▶ [The exercise] Word for word, restate every line of the material.

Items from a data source
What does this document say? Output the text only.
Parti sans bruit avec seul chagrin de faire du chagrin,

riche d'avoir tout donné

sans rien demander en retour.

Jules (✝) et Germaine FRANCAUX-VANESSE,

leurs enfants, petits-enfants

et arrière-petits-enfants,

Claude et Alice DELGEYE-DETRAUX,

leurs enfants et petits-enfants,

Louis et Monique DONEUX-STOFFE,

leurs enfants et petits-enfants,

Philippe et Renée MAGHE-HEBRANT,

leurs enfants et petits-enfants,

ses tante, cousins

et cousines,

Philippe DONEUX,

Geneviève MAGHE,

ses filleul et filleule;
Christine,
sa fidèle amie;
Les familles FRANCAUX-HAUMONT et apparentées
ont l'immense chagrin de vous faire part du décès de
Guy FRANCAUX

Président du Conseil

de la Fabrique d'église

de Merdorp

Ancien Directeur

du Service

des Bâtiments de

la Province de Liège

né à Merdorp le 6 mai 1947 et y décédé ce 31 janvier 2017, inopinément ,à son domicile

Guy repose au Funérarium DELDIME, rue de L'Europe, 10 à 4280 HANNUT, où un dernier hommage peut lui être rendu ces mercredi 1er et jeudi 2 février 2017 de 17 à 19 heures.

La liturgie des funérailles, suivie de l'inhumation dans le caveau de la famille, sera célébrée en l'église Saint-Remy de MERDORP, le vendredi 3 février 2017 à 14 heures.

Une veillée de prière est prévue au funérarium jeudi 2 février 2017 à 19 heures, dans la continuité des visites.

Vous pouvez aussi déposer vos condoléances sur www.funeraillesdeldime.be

▶ [Result of this exercise]
What does this document say? Output the text only.
Parti sans bruit avec seul chagrin de faire du chagrin,

riche d'avoir tout donné

sans rien demander en retour.

Jules (✝) et Germaine FRANCAUX-VANESSE,

leurs enfants, petits-enfants

et arrière-petits-enfants,

Claude et Alice DELGEYE-DETRAUX,

leurs enfants et petits-enfants,

Louis et Monique DONEUX-STOFFE,

leurs enfants et petits-enfants,

Philippe et Renée MAGHE-HEBRANT,

leurs enfants et petits-enfants,

ses tante, cousins

et cousines,

Philippe DONEUX,

Geneviève MAGHE,

ses filleul et filleule;
Christine,
sa fidèle amie;
Les familles FRANCAUX-HAUMONT et apparentées
ont l'immense chagrin de vous faire part du décès de
Guy FRANCAUX

Président du Conseil

de la Fabrique d'église

de Merdorp

Ancien Directeur

du Service

des Bâtiments de

la Province de Liège

né à Merdorp le 6 mai 1947 et y décédé ce 31 janvier 2017, inopinément ,à son domicile

Guy repose au Funérarium DELDIME, rue de L'Europe, 10 à 4280 HANNUT, où un dernier hommage peut lui être rendu ces mercredi 1er et jeudi 2 février 2017 de 17 à 19 heures.

La liturgie des funérailles, suivie de l'inhumation dans le caveau de la famille, sera célébrée en l'église Saint-Remy de MERDORP, le vendredi 3 février 2017 à 14 heures.

Une veillée de prière est prévue au funérarium jeudi 2 février 2017 à 19 heures, dans la continuité des visites.

Vous pouvez aussi déposer vos condoléances sur www.funeraillesdeldime.be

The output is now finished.